--- Extracted data ---

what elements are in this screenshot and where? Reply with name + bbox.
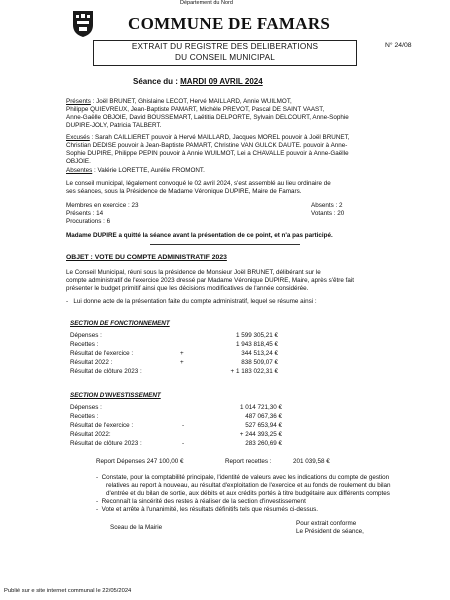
fonct-row-sign: + [180, 359, 184, 366]
bullet-mark: - [96, 506, 102, 513]
final-bullet-1-line-2: relatives au report à nouveau, au résultat d'exploitation de l'exercice et au fonds de roulement du bilan [106, 482, 391, 489]
fonct-row-label: Résultat 2022 : [70, 359, 113, 366]
invest-row-label: Dépenses : [70, 404, 102, 411]
separator-line [150, 244, 300, 245]
fonct-row-label: Dépenses : [70, 332, 102, 339]
extract-title-box [93, 40, 357, 66]
fonct-row-value: 344 513,24 € [241, 350, 278, 357]
presents-line-3: Anne-Gaëlle OBJOIE, David BOUSSEMART, Laëtitia DELPORTE, Sylvain DELCOURT, Anne-Sophie [66, 114, 349, 121]
objet-bullet [66, 298, 317, 306]
bullet-mark: - [96, 498, 102, 505]
seance-line [133, 77, 263, 86]
final-bullet-text: Reconnaît la sincérité des restes à réaliser de la section d'investissement [101, 498, 306, 505]
objet-title [66, 254, 227, 262]
fonct-row-value: 1 599 305,21 € [235, 332, 278, 339]
presents-text-1: : Joël BRUNET, Ghislaine LECOT, Hervé MAILLARD, Annie WUILMOT, [92, 98, 292, 105]
fonct-row-label: Résultat de clôture 2023 : [70, 368, 142, 375]
invest-row-sign: - [182, 440, 185, 447]
final-bullet-1-line-1 [96, 474, 389, 482]
excuses-line-4: OBJOIE. [66, 158, 91, 165]
objet-label: OBJET : VOTE DU COMPTE ADMINISTRATIF 2023 [66, 254, 227, 261]
count-votants: Votants : 20 [311, 210, 345, 217]
convocation-line-2: ses séances, sous la Présidence de Madame Véronique DUPIRE, Maire de Famars. [66, 188, 302, 195]
count-procurations: Procurations : 6 [66, 218, 111, 225]
invest-row-value: 487 067,36 € [245, 413, 282, 420]
extract-title-line-2: DU CONSEIL MUNICIPAL [175, 53, 275, 62]
excuses-line-3: Sophie DUPIRE, Philippe PEPIN pouvoir à Annie WUILMOT, Lei a CHAVALLE pouvoir à Anne-Gaëlle [66, 150, 349, 157]
department-label: Département du Nord [180, 0, 233, 6]
count-absents: Absents : 2 [311, 202, 343, 209]
invest-row-value: 1 014 721,30 € [239, 404, 282, 411]
conform-label-1: Pour extrait conforme [296, 520, 357, 527]
objet-paragraph-3: présenter le budget primitif ainsi que les décisions modificatives de l'année considérée. [66, 285, 309, 292]
bullet-mark: - [66, 298, 74, 305]
invest-row-label: Résultat 2022: [70, 431, 111, 438]
excuses-text-1: : Sarah CAILLIERET pouvoir à Hervé MAILLARD, Jacques MOREL pouvoir à Joël BRUNET, [91, 134, 350, 141]
objet-bullet-text: Lui donne acte de la présentation faite du compte administratif, lequel se résume ainsi : [73, 298, 317, 305]
report-depenses: Report Dépenses 247 100,00 € [96, 458, 184, 465]
convocation-line-1: Le conseil municipal, légalement convoqué le 02 avril 2024, s'est assemblé au lieu ordinaire de [66, 180, 331, 187]
fonctionnement-title: SECTION DE FONCTIONNEMENT [70, 320, 170, 327]
presents-line-2: Philippe QUIEVREUX, Jean-Baptiste PAMART, Michèle PREVOT, Pascal DE SAINT VAAST, [66, 106, 325, 113]
invest-row-label: Recettes : [70, 413, 99, 420]
fonct-row-value: + 1 183 022,31 € [230, 368, 278, 375]
seance-prefix: Séance du : [133, 77, 178, 86]
absentes-line [66, 167, 205, 175]
report-recettes-value: 201 039,58 € [293, 458, 330, 465]
final-bullet-1-line-3: d'entrée et du bilan de sortie, aux débits et aux crédits portés à titre budgétaire aux différents comptes [106, 490, 390, 497]
count-presents: Présents : 14 [66, 210, 104, 217]
absentes-label: Absentes [66, 167, 93, 174]
invest-row-value: 527 653,94 € [245, 422, 282, 429]
bullet-mark: - [96, 474, 102, 481]
seal-label: Sceau de la Mairie [110, 524, 163, 531]
extract-title-line-1: EXTRAIT DU REGISTRE DES DELIBERATIONS [131, 42, 319, 51]
excuses-label: Excusés [66, 134, 90, 141]
fonct-row-label: Résultat de l'exercice : [70, 350, 134, 357]
commune-name: COMMUNE DE FAMARS [128, 14, 331, 33]
commune-crest-logo [72, 10, 94, 38]
invest-row-sign: - [182, 422, 185, 429]
objet-paragraph-1: Le Conseil Municipal, réuni sous la présidence de Monsieur Joël BRUNET, délibérant sur le [66, 269, 321, 276]
presents-line-1 [66, 98, 292, 106]
conform-label-2: Le Président de séance, [296, 528, 364, 535]
objet-paragraph-2: compte administratif de l'exercice 2023 dressé par Madame Véronique DUPIRE, Maire, après s'être fait [66, 277, 354, 284]
presents-line-4: DUPIRE-JOLY, Patricia TALBERT. [66, 122, 162, 129]
seance-date: MARDI 09 AVRIL 2024 [180, 77, 263, 86]
excuses-line-1 [66, 134, 350, 142]
final-bullet-text: Constate, pour la comptabilité principale, l'identité de valeurs avec les indications du compte de gestion [101, 474, 390, 481]
investissement-title: SECTION D'INVESTISSEMENT [70, 392, 161, 399]
invest-row-label: Résultat de clôture 2023 : [70, 440, 142, 447]
final-bullet-2 [96, 498, 306, 506]
final-bullet-text: Vote et arrête à l'unanimité, les résultats définitifs tels que résumés ci-dessus. [101, 506, 319, 513]
invest-row-label: Résultat de l'exercice : [70, 422, 134, 429]
invest-row-value: + 244 393,25 € [239, 431, 282, 438]
excuses-line-2: Christian DEDISE pouvoir à Jean-Baptiste PAMART, Christine VAN GULCK DAUTE. pouvoir à Anne- [66, 142, 348, 149]
count-membres: Membres en exercice : 23 [66, 202, 139, 209]
publication-footer: Publié sur e site internet communal le 22/05/2024 [4, 588, 132, 594]
fonct-row-sign: + [180, 350, 184, 357]
final-bullet-3 [96, 506, 318, 514]
fonct-row-value: 1 943 818,45 € [235, 341, 278, 348]
presents-label: Présents [66, 98, 91, 105]
invest-row-value: 283 260,69 € [245, 440, 282, 447]
fonct-row-value: 838 509,07 € [241, 359, 278, 366]
deliberation-number: N° 24/08 [385, 42, 412, 49]
departure-note: Madame DUPIRE a quitté la séance avant la présentation de ce point, et n'a pas participé. [66, 232, 333, 239]
fonct-row-label: Recettes : [70, 341, 99, 348]
report-recettes-label: Report recettes : [225, 458, 272, 465]
absentes-text: : Valérie LORETTE, Aurélie FROMONT. [94, 167, 205, 174]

--- Problem to solve ---
Rewrite every line above as a JSON list of strings, one string per line, skipping blank lines and omitting the pictures.

--- Exercise response ---
[
  "what elements are in this screenshot and where? Reply with name + bbox.",
  "fonct-row-sign: + [180, 359, 184, 366]",
  "bullet-mark: - [96, 506, 102, 513]",
  "final-bullet-1-line-2: relatives au report à nouveau, au résultat d'exploitation de l'exercice et au fonds de roulement du bilan [106, 482, 391, 489]",
  "fonct-row-label: Résultat 2022 : [70, 359, 113, 366]",
  "invest-row-label: Dépenses : [70, 404, 102, 411]",
  "separator-line [150, 244, 300, 245]",
  "fonct-row-label: Dépenses : [70, 332, 102, 339]",
  "extract-title-box [93, 40, 357, 66]",
  "fonct-row-value: 344 513,24 € [241, 350, 278, 357]",
  "presents-line-3: Anne-Gaëlle OBJOIE, David BOUSSEMART, Laëtitia DELPORTE, Sylvain DELCOURT, Anne-Sophie [66, 114, 349, 121]",
  "objet-bullet [66, 298, 317, 306]",
  "bullet-mark: - [96, 498, 102, 505]",
  "seance-line [133, 77, 263, 86]",
  "final-bullet-text: Reconnaît la sincérité des restes à réaliser de la section d'investissement [101, 498, 306, 505]",
  "objet-title [66, 254, 227, 262]",
  "fonct-row-value: 1 599 305,21 € [235, 332, 278, 339]",
  "presents-text-1: : Joël BRUNET, Ghislaine LECOT, Hervé MAILLARD, Annie WUILMOT, [92, 98, 292, 105]",
  "fonct-row-label: Résultat de clôture 2023 : [70, 368, 142, 375]",
  "invest-row-sign: - [182, 440, 185, 447]",
  "final-bullet-1-line-1 [96, 474, 389, 482]",
  "excuses-line-4: OBJOIE. [66, 158, 91, 165]",
  "objet-label: OBJET : VOTE DU COMPTE ADMINISTRATIF 2023 [66, 254, 227, 261]",
  "count-votants: Votants : 20 [311, 210, 345, 217]",
  "convocation-line-2: ses séances, sous la Présidence de Madame Véronique DUPIRE, Maire de Famars. [66, 188, 302, 195]",
  "count-procurations: Procurations : 6 [66, 218, 111, 225]",
  "invest-row-value: 487 067,36 € [245, 413, 282, 420]",
  "extract-title-line-2: DU CONSEIL MUNICIPAL [175, 53, 275, 62]",
  "excuses-line-3: Sophie DUPIRE, Philippe PEPIN pouvoir à Annie WUILMOT, Lei a CHAVALLE pouvoir à Anne-Gaëlle [66, 150, 349, 157]",
  "department-label: Département du Nord [180, 0, 233, 6]",
  "count-absents: Absents : 2 [311, 202, 343, 209]",
  "invest-row-value: 1 014 721,30 € [239, 404, 282, 411]",
  "conform-label-1: Pour extrait conforme [296, 520, 357, 527]",
  "objet-paragraph-3: présenter le budget primitif ainsi que les décisions modificatives de l'année considérée. [66, 285, 309, 292]",
  "bullet-mark: - [66, 298, 74, 305]",
  "invest-row-label: Résultat 2022: [70, 431, 111, 438]",
  "excuses-text-1: : Sarah CAILLIERET pouvoir à Hervé MAILLARD, Jacques MOREL pouvoir à Joël BRUNET, [91, 134, 350, 141]",
  "objet-bullet-text: Lui donne acte de la présentation faite du compte administratif, lequel se résume ainsi : [73, 298, 317, 305]",
  "report-depenses: Report Dépenses 247 100,00 € [96, 458, 184, 465]",
  "convocation-line-1: Le conseil municipal, légalement convoqué le 02 avril 2024, s'est assemblé au lieu ordinaire de [66, 180, 331, 187]",
  "fonctionnement-title: SECTION DE FONCTIONNEMENT [70, 320, 170, 327]",
  "presents-line-2: Philippe QUIEVREUX, Jean-Baptiste PAMART, Michèle PREVOT, Pascal DE SAINT VAAST, [66, 106, 325, 113]",
  "invest-row-label: Recettes : [70, 413, 99, 420]",
  "fonct-row-value: + 1 183 022,31 € [230, 368, 278, 375]",
  "seance-prefix: Séance du : [133, 77, 178, 86]",
  "absentes-line [66, 167, 205, 175]",
  "report-recettes-value: 201 039,58 € [293, 458, 330, 465]",
  "final-bullet-1-line-3: d'entrée et du bilan de sortie, aux débits et aux crédits portés à titre budgétaire aux différents comptes [106, 490, 390, 497]",
  "count-presents: Présents : 14 [66, 210, 104, 217]",
  "absentes-label: Absentes [66, 167, 93, 174]",
  "invest-row-value: 527 653,94 € [245, 422, 282, 429]",
  "bullet-mark: - [96, 474, 102, 481]",
  "seal-label: Sceau de la Mairie [110, 524, 163, 531]",
  "extract-title-line-1: EXTRAIT DU REGISTRE DES DELIBERATIONS [131, 42, 319, 51]",
  "excuses-label: Excusés [66, 134, 90, 141]",
  "fonct-row-label: Résultat de l'exercice : [70, 350, 134, 357]",
  "commune-name: COMMUNE DE FAMARS [128, 14, 331, 33]",
  "commune-crest-logo [72, 10, 94, 38]",
  "invest-row-sign: - [182, 422, 185, 429]",
  "objet-paragraph-1: Le Conseil Municipal, réuni sous la présidence de Monsieur Joël BRUNET, délibérant sur le [66, 269, 321, 276]",
  "presents-line-1 [66, 98, 292, 106]",
  "conform-label-2: Le Président de séance, [296, 528, 364, 535]",
  "objet-paragraph-2: compte administratif de l'exercice 2023 dressé par Madame Véronique DUPIRE, Maire, après s'être fait [66, 277, 354, 284]",
  "presents-line-4: DUPIRE-JOLY, Patricia TALBERT. [66, 122, 162, 129]",
  "seance-date: MARDI 09 AVRIL 2024 [180, 77, 263, 86]",
  "excuses-line-1 [66, 134, 350, 142]",
  "final-bullet-text: Constate, pour la comptabilité principale, l'identité de valeurs avec les indications du compte de gestion [101, 474, 390, 481]",
  "investissement-title: SECTION D'INVESTISSEMENT [70, 392, 161, 399]",
  "invest-row-label: Résultat de clôture 2023 : [70, 440, 142, 447]",
  "final-bullet-2 [96, 498, 306, 506]",
  "final-bullet-text: Vote et arrête à l'unanimité, les résultats définitifs tels que résumés ci-dessus. [101, 506, 319, 513]",
  "invest-row-label: Résultat de l'exercice : [70, 422, 134, 429]",
  "invest-row-value: + 244 393,25 € [239, 431, 282, 438]",
  "excuses-line-2: Christian DEDISE pouvoir à Jean-Baptiste PAMART, Christine VAN GULCK DAUTE. pouvoir à Anne- [66, 142, 348, 149]",
  "count-membres: Membres en exercice : 23 [66, 202, 139, 209]",
  "publication-footer: Publié sur e site internet communal le 22/05/2024 [4, 588, 132, 594]",
  "fonct-row-sign: + [180, 350, 184, 357]",
  "final-bullet-3 [96, 506, 318, 514]",
  "fonct-row-value: 1 943 818,45 € [235, 341, 278, 348]",
  "presents-label: Présents [66, 98, 91, 105]",
  "invest-row-value: 283 260,69 € [245, 440, 282, 447]",
  "fonct-row-value: 838 509,07 € [241, 359, 278, 366]",
  "deliberation-number: N° 24/08 [385, 42, 412, 49]",
  "departure-note: Madame DUPIRE a quitté la séance avant la présentation de ce point, et n'a pas participé. [66, 232, 333, 239]",
  "fonct-row-label: Recettes : [70, 341, 99, 348]",
  "report-recettes-label: Report recettes : [225, 458, 272, 465]",
  "absentes-text: : Valérie LORETTE, Aurélie FROMONT. [94, 167, 205, 174]"
]